The problem - Count every line that has the word "коррупции" in it; give no more than the number.

——

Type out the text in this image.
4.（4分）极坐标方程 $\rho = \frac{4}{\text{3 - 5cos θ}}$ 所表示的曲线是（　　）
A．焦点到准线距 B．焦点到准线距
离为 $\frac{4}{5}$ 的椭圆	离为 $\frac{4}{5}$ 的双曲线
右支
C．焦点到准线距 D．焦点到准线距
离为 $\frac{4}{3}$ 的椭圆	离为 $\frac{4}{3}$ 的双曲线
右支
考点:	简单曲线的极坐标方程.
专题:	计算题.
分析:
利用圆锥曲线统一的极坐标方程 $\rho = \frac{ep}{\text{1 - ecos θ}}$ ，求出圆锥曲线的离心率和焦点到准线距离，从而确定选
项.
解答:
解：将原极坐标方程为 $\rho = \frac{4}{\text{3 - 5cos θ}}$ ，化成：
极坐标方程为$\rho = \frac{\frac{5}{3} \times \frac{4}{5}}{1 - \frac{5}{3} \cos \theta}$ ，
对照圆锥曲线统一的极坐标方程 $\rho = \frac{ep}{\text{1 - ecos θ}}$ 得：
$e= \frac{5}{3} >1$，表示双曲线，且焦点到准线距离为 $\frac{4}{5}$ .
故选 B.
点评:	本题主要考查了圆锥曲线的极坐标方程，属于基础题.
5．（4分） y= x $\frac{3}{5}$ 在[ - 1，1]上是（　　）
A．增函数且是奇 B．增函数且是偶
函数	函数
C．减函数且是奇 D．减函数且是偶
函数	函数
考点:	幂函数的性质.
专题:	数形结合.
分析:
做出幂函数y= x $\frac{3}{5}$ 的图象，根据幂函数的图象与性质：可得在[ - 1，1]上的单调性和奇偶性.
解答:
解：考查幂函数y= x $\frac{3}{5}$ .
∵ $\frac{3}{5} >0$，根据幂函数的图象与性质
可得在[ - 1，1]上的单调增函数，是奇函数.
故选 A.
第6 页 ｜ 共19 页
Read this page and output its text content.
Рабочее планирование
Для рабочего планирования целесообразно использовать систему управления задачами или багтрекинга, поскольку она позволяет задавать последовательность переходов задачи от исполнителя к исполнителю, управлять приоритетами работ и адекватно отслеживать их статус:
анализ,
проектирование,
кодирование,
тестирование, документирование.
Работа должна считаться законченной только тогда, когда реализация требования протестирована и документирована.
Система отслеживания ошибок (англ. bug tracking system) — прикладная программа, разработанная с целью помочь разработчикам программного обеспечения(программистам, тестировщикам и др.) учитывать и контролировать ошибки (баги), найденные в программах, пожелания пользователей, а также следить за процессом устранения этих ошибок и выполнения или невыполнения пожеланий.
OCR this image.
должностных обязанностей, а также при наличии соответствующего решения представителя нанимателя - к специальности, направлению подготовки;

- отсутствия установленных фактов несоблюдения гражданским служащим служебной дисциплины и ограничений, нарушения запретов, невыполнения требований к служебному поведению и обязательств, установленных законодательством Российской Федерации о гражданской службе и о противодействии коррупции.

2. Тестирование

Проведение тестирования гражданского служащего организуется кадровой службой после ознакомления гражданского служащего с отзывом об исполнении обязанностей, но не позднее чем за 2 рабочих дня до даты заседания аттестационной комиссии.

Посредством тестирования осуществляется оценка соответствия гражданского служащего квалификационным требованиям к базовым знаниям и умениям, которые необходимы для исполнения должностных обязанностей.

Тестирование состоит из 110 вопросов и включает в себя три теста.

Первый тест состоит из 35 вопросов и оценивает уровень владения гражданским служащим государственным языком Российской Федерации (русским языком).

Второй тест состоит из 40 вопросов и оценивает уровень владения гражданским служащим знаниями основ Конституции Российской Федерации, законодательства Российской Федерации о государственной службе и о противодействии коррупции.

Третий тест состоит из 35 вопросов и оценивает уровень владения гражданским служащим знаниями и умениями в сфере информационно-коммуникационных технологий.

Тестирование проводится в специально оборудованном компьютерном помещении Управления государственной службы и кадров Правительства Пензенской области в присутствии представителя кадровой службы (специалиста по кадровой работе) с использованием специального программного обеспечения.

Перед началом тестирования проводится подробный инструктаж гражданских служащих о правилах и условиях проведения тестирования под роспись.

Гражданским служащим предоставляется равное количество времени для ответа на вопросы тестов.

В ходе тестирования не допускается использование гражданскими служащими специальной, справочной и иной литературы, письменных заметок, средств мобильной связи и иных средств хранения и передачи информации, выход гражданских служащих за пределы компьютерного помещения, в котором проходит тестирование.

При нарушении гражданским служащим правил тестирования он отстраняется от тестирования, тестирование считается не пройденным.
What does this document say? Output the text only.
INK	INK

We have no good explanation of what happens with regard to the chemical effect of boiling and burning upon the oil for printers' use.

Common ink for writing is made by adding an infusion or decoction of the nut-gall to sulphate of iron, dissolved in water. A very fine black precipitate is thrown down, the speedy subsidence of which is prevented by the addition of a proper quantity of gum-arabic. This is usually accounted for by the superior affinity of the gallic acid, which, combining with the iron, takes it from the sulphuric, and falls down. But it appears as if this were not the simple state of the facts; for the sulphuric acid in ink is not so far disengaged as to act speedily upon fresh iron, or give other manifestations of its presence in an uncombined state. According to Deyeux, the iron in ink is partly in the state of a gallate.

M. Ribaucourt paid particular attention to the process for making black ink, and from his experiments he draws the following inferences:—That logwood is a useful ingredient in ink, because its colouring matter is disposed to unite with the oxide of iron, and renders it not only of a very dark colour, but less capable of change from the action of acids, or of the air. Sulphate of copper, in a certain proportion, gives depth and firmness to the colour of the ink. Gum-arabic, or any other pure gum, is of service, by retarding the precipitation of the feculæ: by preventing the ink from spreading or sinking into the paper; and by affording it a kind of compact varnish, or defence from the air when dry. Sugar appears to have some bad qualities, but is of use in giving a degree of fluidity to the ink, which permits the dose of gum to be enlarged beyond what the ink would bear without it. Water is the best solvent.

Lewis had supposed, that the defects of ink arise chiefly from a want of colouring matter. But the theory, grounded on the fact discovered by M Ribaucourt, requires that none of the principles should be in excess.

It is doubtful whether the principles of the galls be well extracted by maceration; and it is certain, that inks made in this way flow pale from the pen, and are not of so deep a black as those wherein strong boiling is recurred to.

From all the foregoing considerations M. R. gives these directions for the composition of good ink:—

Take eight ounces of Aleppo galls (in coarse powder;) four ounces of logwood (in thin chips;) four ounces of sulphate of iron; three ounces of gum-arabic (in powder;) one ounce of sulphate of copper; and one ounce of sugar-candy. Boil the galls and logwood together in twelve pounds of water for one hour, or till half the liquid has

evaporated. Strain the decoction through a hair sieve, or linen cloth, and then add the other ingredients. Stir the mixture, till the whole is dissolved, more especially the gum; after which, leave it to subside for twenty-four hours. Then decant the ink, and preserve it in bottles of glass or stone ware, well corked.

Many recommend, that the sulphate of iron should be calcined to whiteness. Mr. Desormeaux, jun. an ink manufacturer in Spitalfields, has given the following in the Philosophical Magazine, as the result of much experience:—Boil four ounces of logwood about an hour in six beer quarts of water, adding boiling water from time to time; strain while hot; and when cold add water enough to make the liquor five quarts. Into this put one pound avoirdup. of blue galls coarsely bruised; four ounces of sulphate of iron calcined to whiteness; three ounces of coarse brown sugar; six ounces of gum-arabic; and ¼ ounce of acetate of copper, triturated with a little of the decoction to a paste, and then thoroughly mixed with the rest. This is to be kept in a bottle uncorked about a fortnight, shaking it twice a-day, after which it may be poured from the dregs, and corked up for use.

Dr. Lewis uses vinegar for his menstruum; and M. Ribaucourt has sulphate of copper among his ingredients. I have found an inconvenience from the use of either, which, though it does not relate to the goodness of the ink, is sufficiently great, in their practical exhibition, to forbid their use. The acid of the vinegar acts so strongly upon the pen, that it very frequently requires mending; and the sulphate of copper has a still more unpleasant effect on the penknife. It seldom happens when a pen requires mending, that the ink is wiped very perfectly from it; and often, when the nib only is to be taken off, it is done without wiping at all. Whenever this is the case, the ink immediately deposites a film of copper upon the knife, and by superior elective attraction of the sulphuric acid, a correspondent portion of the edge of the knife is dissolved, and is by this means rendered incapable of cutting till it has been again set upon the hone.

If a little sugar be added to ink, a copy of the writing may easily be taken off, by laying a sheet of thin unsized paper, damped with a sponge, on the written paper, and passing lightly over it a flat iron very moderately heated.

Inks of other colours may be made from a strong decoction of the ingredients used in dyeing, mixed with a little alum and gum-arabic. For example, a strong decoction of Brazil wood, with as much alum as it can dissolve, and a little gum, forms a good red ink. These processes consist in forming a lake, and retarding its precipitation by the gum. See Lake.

——

Written response - 2